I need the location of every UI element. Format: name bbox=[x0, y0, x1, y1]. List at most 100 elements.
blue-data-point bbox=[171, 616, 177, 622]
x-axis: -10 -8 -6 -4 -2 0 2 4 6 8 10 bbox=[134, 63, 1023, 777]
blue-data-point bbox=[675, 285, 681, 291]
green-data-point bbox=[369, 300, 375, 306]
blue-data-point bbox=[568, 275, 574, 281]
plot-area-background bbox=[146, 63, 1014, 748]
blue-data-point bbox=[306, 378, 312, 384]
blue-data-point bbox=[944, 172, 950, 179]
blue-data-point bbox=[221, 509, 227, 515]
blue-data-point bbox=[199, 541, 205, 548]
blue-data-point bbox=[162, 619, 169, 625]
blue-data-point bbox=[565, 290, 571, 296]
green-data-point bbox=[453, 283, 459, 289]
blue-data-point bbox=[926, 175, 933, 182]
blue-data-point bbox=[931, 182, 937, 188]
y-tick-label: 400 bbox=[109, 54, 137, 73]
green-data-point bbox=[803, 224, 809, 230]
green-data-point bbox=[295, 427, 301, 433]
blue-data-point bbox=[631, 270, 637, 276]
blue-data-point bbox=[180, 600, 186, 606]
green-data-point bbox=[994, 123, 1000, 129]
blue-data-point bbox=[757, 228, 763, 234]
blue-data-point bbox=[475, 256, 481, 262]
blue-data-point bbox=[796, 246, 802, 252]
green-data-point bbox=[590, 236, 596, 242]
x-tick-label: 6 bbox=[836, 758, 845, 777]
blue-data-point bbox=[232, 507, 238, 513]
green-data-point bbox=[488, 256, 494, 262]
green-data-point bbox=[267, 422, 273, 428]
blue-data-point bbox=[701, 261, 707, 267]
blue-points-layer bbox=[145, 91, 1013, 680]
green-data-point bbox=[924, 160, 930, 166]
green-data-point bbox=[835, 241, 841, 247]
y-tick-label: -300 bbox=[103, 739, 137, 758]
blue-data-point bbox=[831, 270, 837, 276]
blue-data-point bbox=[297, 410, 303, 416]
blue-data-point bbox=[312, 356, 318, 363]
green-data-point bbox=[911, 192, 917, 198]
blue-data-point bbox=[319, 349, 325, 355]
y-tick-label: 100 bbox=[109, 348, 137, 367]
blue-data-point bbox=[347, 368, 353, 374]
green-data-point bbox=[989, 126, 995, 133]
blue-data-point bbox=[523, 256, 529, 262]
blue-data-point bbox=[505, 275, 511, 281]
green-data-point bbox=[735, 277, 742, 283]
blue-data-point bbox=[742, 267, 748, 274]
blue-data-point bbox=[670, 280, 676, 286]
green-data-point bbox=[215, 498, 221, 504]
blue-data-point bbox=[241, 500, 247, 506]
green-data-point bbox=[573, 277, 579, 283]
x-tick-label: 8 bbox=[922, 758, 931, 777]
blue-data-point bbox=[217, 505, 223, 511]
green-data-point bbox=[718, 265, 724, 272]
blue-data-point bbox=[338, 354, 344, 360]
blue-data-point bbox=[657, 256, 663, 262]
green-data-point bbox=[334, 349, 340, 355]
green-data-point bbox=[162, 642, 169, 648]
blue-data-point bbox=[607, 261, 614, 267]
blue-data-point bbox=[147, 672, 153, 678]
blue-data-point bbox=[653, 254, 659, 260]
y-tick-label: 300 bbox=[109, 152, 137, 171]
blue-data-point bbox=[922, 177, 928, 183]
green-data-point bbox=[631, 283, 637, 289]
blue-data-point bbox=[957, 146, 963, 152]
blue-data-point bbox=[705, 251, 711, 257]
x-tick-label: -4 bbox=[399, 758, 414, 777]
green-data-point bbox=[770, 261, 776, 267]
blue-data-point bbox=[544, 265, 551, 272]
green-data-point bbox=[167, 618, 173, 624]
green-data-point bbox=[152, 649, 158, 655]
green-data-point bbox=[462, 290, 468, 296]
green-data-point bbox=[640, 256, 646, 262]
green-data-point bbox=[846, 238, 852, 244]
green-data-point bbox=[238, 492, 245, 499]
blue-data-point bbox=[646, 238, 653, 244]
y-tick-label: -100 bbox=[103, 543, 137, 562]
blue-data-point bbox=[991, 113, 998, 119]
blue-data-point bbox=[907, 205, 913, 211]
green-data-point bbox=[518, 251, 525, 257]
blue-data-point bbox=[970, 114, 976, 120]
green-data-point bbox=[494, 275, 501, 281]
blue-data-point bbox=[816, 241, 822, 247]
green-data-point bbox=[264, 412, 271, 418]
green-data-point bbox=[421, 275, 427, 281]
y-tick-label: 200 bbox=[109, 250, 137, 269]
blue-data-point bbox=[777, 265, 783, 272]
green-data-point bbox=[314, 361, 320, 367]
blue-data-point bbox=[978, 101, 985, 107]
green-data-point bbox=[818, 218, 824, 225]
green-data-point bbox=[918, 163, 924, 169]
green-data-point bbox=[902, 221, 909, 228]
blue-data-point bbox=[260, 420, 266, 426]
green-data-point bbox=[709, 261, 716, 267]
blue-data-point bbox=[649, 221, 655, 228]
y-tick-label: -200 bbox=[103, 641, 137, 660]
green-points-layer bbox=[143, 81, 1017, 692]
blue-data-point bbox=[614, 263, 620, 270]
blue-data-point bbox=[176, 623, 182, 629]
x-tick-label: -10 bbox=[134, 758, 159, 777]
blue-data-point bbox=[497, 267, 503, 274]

REQUIRED WORK: Rewrite every line of the data above, renaming "blue-data-point" to "navy-data-point" wherever it appears and leaving everything else unchanged.

EXERCISE OUTPUT:
I need the location of every UI element. Format: name bbox=[x0, y0, x1, y1]. List at most 100 elements.
navy-data-point bbox=[171, 616, 177, 622]
x-axis: -10 -8 -6 -4 -2 0 2 4 6 8 10 bbox=[134, 63, 1023, 777]
navy-data-point bbox=[675, 285, 681, 291]
green-data-point bbox=[369, 300, 375, 306]
navy-data-point bbox=[568, 275, 574, 281]
plot-area-background bbox=[146, 63, 1014, 748]
navy-data-point bbox=[306, 378, 312, 384]
navy-data-point bbox=[944, 172, 950, 179]
navy-data-point bbox=[221, 509, 227, 515]
navy-data-point bbox=[199, 541, 205, 548]
navy-data-point bbox=[162, 619, 169, 625]
navy-data-point bbox=[565, 290, 571, 296]
green-data-point bbox=[453, 283, 459, 289]
navy-data-point bbox=[926, 175, 933, 182]
navy-data-point bbox=[931, 182, 937, 188]
y-tick-label: 400 bbox=[109, 54, 137, 73]
green-data-point bbox=[803, 224, 809, 230]
green-data-point bbox=[295, 427, 301, 433]
navy-data-point bbox=[631, 270, 637, 276]
navy-data-point bbox=[180, 600, 186, 606]
green-data-point bbox=[994, 123, 1000, 129]
navy-data-point bbox=[757, 228, 763, 234]
navy-data-point bbox=[475, 256, 481, 262]
navy-data-point bbox=[796, 246, 802, 252]
green-data-point bbox=[590, 236, 596, 242]
x-tick-label: 6 bbox=[836, 758, 845, 777]
navy-data-point bbox=[232, 507, 238, 513]
green-data-point bbox=[488, 256, 494, 262]
green-data-point bbox=[267, 422, 273, 428]
navy-data-point bbox=[701, 261, 707, 267]
blue-points-layer bbox=[145, 91, 1013, 680]
green-data-point bbox=[924, 160, 930, 166]
green-data-point bbox=[835, 241, 841, 247]
y-tick-label: -300 bbox=[103, 739, 137, 758]
navy-data-point bbox=[831, 270, 837, 276]
navy-data-point bbox=[297, 410, 303, 416]
navy-data-point bbox=[312, 356, 318, 363]
green-data-point bbox=[911, 192, 917, 198]
navy-data-point bbox=[319, 349, 325, 355]
y-tick-label: 100 bbox=[109, 348, 137, 367]
navy-data-point bbox=[347, 368, 353, 374]
green-data-point bbox=[989, 126, 995, 133]
navy-data-point bbox=[523, 256, 529, 262]
navy-data-point bbox=[505, 275, 511, 281]
green-data-point bbox=[735, 277, 742, 283]
navy-data-point bbox=[742, 267, 748, 274]
navy-data-point bbox=[670, 280, 676, 286]
green-data-point bbox=[215, 498, 221, 504]
navy-data-point bbox=[241, 500, 247, 506]
green-data-point bbox=[573, 277, 579, 283]
x-tick-label: 8 bbox=[922, 758, 931, 777]
navy-data-point bbox=[217, 505, 223, 511]
green-data-point bbox=[718, 265, 724, 272]
navy-data-point bbox=[338, 354, 344, 360]
navy-data-point bbox=[657, 256, 663, 262]
green-data-point bbox=[334, 349, 340, 355]
green-data-point bbox=[162, 642, 169, 648]
navy-data-point bbox=[607, 261, 614, 267]
navy-data-point bbox=[147, 672, 153, 678]
navy-data-point bbox=[653, 254, 659, 260]
y-tick-label: 300 bbox=[109, 152, 137, 171]
navy-data-point bbox=[922, 177, 928, 183]
green-data-point bbox=[631, 283, 637, 289]
navy-data-point bbox=[957, 146, 963, 152]
navy-data-point bbox=[705, 251, 711, 257]
x-tick-label: -4 bbox=[399, 758, 414, 777]
green-data-point bbox=[770, 261, 776, 267]
navy-data-point bbox=[544, 265, 551, 272]
green-data-point bbox=[167, 618, 173, 624]
green-data-point bbox=[152, 649, 158, 655]
green-data-point bbox=[462, 290, 468, 296]
green-data-point bbox=[640, 256, 646, 262]
green-data-point bbox=[846, 238, 852, 244]
green-data-point bbox=[238, 492, 245, 499]
navy-data-point bbox=[646, 238, 653, 244]
y-tick-label: -100 bbox=[103, 543, 137, 562]
navy-data-point bbox=[991, 113, 998, 119]
navy-data-point bbox=[907, 205, 913, 211]
green-data-point bbox=[518, 251, 525, 257]
navy-data-point bbox=[970, 114, 976, 120]
green-data-point bbox=[494, 275, 501, 281]
navy-data-point bbox=[816, 241, 822, 247]
green-data-point bbox=[264, 412, 271, 418]
green-data-point bbox=[421, 275, 427, 281]
y-tick-label: 200 bbox=[109, 250, 137, 269]
navy-data-point bbox=[777, 265, 783, 272]
green-data-point bbox=[314, 361, 320, 367]
navy-data-point bbox=[978, 101, 985, 107]
green-data-point bbox=[818, 218, 824, 225]
green-data-point bbox=[918, 163, 924, 169]
green-data-point bbox=[902, 221, 909, 228]
navy-data-point bbox=[260, 420, 266, 426]
green-data-point bbox=[709, 261, 716, 267]
navy-data-point bbox=[649, 221, 655, 228]
y-tick-label: -200 bbox=[103, 641, 137, 660]
green-points-layer bbox=[143, 81, 1017, 692]
navy-data-point bbox=[614, 263, 620, 270]
navy-data-point bbox=[176, 623, 182, 629]
x-tick-label: -10 bbox=[134, 758, 159, 777]
navy-data-point bbox=[497, 267, 503, 274]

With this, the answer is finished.